■ WHAT NEEDS TO BE DONE: Your reply should consist of one number: how many lines below contain "patients".

■ SOURCE MATERIAL:
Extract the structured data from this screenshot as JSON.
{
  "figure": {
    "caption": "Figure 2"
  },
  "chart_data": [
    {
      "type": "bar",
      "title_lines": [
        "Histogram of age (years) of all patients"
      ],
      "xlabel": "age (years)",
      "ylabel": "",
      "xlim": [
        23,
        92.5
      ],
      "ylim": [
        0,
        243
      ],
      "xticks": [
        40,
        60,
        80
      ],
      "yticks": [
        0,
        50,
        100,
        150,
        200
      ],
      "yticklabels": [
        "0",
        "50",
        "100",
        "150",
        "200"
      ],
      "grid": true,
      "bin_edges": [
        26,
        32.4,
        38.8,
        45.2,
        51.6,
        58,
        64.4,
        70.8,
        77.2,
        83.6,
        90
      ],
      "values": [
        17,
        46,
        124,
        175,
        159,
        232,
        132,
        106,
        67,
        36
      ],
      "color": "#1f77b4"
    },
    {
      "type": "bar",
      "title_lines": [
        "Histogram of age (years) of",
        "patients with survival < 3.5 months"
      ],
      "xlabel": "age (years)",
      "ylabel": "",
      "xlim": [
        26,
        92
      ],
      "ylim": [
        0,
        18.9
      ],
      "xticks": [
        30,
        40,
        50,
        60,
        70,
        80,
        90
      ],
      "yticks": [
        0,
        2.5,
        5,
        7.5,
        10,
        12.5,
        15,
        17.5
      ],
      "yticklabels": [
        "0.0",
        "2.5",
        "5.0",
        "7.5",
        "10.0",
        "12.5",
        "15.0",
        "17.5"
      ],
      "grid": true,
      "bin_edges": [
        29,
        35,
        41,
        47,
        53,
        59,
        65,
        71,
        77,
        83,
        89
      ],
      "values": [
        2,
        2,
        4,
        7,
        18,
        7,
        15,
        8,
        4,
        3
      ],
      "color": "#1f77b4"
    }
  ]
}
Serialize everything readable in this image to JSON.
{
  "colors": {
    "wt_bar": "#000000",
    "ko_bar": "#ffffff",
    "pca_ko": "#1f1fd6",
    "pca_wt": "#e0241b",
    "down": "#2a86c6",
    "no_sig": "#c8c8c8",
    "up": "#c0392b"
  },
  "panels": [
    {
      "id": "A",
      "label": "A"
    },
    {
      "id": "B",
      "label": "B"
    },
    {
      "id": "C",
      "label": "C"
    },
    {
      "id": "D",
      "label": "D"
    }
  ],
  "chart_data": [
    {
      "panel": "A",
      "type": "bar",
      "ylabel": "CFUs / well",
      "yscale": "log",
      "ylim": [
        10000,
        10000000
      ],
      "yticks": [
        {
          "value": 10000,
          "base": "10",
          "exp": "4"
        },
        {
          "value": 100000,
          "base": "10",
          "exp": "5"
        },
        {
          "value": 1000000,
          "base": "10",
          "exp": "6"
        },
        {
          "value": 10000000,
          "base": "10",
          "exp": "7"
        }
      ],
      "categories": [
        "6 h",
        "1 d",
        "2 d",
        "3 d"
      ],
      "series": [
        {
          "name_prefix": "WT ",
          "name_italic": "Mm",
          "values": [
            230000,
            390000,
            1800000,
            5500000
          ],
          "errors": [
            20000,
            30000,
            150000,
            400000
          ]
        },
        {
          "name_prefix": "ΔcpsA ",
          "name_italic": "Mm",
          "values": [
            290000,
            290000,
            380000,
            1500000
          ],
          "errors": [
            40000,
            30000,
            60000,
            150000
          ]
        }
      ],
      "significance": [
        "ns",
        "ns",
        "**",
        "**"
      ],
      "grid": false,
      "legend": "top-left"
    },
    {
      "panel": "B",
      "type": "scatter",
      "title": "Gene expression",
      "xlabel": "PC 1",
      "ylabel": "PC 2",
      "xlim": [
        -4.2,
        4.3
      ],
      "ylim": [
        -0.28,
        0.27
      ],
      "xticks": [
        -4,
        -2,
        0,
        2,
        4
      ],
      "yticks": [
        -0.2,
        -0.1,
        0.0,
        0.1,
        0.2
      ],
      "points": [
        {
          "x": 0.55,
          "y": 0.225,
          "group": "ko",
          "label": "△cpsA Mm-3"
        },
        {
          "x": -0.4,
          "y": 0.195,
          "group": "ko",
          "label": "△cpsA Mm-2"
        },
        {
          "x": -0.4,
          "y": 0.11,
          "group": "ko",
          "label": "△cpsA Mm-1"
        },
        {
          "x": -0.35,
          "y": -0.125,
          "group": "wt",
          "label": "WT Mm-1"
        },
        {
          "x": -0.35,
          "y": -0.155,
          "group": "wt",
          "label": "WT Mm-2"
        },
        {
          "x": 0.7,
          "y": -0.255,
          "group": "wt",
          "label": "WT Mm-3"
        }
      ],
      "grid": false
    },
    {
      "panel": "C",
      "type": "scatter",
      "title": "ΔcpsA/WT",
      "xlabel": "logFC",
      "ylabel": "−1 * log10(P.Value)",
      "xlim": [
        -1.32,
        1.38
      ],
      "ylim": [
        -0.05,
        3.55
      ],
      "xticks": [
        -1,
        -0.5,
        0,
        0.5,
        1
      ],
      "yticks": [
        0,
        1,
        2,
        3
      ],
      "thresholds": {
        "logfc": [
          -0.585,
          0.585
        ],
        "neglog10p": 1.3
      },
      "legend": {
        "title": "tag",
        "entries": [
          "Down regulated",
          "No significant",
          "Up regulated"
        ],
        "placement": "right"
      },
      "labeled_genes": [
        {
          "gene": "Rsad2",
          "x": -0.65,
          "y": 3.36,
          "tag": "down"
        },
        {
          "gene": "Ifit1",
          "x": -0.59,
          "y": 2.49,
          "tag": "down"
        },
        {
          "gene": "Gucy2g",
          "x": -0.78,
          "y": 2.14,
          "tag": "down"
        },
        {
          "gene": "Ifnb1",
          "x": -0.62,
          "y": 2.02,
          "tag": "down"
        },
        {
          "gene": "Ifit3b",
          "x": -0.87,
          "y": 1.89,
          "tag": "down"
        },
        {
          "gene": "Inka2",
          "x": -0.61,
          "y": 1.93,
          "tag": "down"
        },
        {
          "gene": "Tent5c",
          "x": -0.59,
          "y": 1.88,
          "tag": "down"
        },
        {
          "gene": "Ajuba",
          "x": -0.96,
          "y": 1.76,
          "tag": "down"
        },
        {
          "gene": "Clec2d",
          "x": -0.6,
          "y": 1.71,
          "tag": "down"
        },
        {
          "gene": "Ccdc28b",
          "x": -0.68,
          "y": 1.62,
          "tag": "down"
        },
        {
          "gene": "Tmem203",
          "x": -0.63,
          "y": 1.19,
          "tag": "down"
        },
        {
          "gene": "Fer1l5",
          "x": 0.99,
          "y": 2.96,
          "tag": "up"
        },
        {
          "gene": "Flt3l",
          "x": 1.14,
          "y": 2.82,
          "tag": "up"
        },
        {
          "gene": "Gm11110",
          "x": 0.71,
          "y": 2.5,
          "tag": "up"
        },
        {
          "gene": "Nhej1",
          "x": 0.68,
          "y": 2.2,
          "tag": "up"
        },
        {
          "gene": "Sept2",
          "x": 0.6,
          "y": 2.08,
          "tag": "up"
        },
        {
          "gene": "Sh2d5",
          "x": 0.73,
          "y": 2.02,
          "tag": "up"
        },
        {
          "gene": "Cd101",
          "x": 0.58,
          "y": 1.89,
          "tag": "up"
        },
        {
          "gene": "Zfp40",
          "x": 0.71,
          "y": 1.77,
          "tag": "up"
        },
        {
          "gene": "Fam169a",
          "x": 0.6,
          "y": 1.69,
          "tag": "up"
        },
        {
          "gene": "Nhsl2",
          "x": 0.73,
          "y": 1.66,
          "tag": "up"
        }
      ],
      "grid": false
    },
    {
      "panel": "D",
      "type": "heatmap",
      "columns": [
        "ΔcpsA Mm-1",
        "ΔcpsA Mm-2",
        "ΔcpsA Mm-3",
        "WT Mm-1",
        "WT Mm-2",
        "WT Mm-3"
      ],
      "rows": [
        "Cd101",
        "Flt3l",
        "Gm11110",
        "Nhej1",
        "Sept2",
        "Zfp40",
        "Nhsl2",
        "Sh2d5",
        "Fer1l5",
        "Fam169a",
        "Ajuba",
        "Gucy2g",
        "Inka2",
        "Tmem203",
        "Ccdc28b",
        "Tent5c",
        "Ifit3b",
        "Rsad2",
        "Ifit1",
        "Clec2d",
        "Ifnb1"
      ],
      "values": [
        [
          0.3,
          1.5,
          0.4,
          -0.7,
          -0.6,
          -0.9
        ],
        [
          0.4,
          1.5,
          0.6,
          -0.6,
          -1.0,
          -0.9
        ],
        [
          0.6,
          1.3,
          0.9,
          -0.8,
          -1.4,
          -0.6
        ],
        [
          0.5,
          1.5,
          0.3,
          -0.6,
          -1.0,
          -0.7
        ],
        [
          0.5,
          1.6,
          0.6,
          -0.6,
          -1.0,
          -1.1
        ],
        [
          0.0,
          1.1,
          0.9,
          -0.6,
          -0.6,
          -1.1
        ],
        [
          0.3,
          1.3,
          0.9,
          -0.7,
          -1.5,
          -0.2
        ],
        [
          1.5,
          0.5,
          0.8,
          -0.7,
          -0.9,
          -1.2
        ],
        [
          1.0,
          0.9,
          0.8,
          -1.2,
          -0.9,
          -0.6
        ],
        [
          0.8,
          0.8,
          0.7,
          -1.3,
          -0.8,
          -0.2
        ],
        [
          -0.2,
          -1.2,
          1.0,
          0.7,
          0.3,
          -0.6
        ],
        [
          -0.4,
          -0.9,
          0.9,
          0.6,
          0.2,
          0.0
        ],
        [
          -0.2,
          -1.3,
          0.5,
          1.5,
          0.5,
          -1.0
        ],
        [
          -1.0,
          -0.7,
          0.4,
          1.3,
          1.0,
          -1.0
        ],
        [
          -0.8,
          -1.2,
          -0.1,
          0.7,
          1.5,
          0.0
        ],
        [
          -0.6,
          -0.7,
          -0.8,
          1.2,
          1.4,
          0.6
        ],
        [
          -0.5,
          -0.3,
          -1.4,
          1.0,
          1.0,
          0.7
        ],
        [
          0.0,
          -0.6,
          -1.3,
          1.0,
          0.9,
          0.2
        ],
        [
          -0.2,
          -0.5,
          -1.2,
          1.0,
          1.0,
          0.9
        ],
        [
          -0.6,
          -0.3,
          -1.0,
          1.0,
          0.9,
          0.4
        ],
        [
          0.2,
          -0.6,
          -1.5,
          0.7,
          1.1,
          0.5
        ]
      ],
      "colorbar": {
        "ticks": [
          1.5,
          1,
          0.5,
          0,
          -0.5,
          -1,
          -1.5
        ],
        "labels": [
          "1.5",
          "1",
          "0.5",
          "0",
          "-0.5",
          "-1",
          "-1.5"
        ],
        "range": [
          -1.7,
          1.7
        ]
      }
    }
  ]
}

■ RESPONSE: 2